The required output is the line that contains "Output the text content of this document." plus every line after it in the listing below, copied exactly as it appears.

Stored entries:
>> start
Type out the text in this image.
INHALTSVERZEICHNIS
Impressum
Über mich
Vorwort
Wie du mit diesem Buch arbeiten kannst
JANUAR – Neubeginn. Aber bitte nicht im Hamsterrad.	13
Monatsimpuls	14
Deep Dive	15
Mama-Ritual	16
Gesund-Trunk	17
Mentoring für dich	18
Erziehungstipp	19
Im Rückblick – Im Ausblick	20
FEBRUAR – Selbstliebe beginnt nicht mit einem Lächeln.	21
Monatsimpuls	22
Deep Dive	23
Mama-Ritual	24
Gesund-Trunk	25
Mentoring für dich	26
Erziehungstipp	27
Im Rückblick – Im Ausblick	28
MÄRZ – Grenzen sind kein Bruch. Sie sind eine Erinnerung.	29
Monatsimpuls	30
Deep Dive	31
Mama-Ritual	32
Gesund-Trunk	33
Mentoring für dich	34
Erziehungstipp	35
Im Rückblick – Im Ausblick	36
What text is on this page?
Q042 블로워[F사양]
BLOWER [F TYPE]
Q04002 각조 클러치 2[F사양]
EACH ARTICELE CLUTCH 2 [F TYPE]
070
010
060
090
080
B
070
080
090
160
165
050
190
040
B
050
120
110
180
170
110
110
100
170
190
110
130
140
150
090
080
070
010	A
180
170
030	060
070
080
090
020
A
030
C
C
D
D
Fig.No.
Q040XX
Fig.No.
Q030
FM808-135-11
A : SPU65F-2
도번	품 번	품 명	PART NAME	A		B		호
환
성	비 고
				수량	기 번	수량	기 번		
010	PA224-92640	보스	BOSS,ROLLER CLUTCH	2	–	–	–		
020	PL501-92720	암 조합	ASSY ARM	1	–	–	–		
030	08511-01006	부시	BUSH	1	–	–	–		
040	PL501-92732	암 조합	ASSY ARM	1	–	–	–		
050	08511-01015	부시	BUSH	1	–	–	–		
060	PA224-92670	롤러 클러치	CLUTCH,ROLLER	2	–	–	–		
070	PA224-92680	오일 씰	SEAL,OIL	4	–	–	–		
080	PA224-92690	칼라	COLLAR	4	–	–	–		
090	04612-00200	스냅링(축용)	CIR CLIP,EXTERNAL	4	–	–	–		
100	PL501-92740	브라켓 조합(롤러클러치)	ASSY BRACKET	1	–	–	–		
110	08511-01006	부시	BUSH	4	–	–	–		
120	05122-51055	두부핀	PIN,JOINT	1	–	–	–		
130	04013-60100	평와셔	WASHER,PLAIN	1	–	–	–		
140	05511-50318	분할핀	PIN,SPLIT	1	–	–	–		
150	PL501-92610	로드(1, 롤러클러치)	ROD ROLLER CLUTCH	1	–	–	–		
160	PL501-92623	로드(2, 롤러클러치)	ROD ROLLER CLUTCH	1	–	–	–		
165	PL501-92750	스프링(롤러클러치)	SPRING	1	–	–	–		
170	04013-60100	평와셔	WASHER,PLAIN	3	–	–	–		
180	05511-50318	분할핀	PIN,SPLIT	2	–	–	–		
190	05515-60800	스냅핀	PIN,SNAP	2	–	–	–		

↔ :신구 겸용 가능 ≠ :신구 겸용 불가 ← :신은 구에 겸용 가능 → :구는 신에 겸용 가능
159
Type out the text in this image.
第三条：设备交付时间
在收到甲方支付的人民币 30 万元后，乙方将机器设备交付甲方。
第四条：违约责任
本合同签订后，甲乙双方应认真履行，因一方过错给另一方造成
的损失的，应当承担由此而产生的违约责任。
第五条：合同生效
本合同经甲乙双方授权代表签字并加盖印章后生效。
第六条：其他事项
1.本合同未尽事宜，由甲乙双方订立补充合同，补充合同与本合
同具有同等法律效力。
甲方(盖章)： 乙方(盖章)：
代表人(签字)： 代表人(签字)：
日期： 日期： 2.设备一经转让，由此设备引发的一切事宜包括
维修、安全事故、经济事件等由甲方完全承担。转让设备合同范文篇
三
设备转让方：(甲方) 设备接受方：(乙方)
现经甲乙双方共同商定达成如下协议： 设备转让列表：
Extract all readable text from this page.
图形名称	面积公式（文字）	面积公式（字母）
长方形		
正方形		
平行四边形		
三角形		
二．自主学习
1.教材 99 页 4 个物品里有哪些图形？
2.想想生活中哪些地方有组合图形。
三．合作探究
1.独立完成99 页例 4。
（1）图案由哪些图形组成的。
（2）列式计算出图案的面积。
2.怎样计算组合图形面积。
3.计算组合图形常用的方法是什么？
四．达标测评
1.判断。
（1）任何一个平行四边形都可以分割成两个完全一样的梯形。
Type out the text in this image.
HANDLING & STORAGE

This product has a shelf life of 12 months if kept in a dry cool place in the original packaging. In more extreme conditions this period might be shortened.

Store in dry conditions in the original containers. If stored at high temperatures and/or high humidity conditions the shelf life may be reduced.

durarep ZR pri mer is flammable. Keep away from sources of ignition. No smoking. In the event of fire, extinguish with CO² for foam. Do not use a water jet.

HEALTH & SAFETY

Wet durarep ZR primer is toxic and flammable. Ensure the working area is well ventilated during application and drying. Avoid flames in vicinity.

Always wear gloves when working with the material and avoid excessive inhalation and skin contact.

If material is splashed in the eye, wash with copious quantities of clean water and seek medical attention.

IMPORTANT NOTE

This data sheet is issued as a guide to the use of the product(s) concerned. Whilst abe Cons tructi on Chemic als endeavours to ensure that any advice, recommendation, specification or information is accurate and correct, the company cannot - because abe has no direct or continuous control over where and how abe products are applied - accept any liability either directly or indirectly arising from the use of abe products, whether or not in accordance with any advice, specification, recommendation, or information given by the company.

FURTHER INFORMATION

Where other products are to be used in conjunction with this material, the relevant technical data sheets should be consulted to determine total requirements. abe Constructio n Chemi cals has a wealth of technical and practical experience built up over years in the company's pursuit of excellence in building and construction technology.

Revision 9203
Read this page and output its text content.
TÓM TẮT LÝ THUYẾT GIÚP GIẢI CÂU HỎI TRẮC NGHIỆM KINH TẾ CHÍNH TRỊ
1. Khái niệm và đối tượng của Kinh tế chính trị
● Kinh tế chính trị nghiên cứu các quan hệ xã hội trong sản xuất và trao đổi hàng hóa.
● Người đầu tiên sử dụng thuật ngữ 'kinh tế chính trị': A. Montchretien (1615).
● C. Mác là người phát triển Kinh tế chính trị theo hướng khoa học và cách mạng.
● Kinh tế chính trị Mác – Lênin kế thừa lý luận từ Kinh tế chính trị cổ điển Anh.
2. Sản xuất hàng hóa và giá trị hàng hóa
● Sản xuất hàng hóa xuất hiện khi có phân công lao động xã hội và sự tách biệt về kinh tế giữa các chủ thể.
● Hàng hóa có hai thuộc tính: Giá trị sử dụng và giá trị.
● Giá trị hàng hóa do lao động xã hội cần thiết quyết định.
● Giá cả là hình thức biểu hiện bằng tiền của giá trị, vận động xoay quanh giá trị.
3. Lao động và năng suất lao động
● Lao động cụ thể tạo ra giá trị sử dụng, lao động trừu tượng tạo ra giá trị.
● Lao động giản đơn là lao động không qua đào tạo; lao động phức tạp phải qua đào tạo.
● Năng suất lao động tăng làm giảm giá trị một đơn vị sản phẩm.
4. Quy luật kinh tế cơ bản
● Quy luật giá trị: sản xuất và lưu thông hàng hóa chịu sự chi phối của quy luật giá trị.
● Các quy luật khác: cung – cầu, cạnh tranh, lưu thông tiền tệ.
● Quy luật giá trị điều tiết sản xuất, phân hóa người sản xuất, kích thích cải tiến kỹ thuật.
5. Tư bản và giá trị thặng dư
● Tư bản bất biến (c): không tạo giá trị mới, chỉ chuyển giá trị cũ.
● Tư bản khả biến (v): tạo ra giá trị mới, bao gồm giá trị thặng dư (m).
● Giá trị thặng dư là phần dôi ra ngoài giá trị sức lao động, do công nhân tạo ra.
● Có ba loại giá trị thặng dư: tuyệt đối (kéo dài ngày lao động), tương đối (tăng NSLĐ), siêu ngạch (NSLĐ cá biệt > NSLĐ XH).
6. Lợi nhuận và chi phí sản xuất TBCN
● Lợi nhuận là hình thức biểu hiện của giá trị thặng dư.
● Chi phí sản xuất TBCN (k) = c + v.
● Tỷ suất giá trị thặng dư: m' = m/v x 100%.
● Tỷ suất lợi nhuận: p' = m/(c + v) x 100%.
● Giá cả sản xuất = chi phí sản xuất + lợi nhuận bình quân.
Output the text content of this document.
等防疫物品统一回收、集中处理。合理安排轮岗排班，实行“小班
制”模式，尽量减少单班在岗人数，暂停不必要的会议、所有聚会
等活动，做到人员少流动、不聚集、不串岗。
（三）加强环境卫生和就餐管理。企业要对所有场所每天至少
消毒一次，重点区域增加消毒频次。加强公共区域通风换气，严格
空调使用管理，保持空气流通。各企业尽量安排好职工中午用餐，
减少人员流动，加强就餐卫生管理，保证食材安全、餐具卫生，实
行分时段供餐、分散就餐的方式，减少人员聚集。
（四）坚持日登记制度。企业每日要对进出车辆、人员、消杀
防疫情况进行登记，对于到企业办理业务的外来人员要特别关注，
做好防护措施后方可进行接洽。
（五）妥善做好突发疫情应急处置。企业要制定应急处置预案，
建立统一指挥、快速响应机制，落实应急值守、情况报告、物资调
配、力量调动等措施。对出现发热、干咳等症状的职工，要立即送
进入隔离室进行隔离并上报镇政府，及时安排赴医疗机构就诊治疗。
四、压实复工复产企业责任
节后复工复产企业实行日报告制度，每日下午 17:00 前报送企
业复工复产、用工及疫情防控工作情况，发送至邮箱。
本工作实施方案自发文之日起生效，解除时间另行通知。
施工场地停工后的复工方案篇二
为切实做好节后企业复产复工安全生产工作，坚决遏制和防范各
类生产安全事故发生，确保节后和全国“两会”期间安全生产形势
>> end
_Answer to this task:_
Output the text content of this document.
等防疫物品统一回收、集中处理。合理安排轮岗排班，实行“小班
制”模式，尽量减少单班在岗人数，暂停不必要的会议、所有聚会
等活动，做到人员少流动、不聚集、不串岗。
（三）加强环境卫生和就餐管理。企业要对所有场所每天至少
消毒一次，重点区域增加消毒频次。加强公共区域通风换气，严格
空调使用管理，保持空气流通。各企业尽量安排好职工中午用餐，
减少人员流动，加强就餐卫生管理，保证食材安全、餐具卫生，实
行分时段供餐、分散就餐的方式，减少人员聚集。
（四）坚持日登记制度。企业每日要对进出车辆、人员、消杀
防疫情况进行登记，对于到企业办理业务的外来人员要特别关注，
做好防护措施后方可进行接洽。
（五）妥善做好突发疫情应急处置。企业要制定应急处置预案，
建立统一指挥、快速响应机制，落实应急值守、情况报告、物资调
配、力量调动等措施。对出现发热、干咳等症状的职工，要立即送
进入隔离室进行隔离并上报镇政府，及时安排赴医疗机构就诊治疗。
四、压实复工复产企业责任
节后复工复产企业实行日报告制度，每日下午 17:00 前报送企
业复工复产、用工及疫情防控工作情况，发送至邮箱。
本工作实施方案自发文之日起生效，解除时间另行通知。
施工场地停工后的复工方案篇二
为切实做好节后企业复产复工安全生产工作，坚决遏制和防范各
类生产安全事故发生，确保节后和全国“两会”期间安全生产形势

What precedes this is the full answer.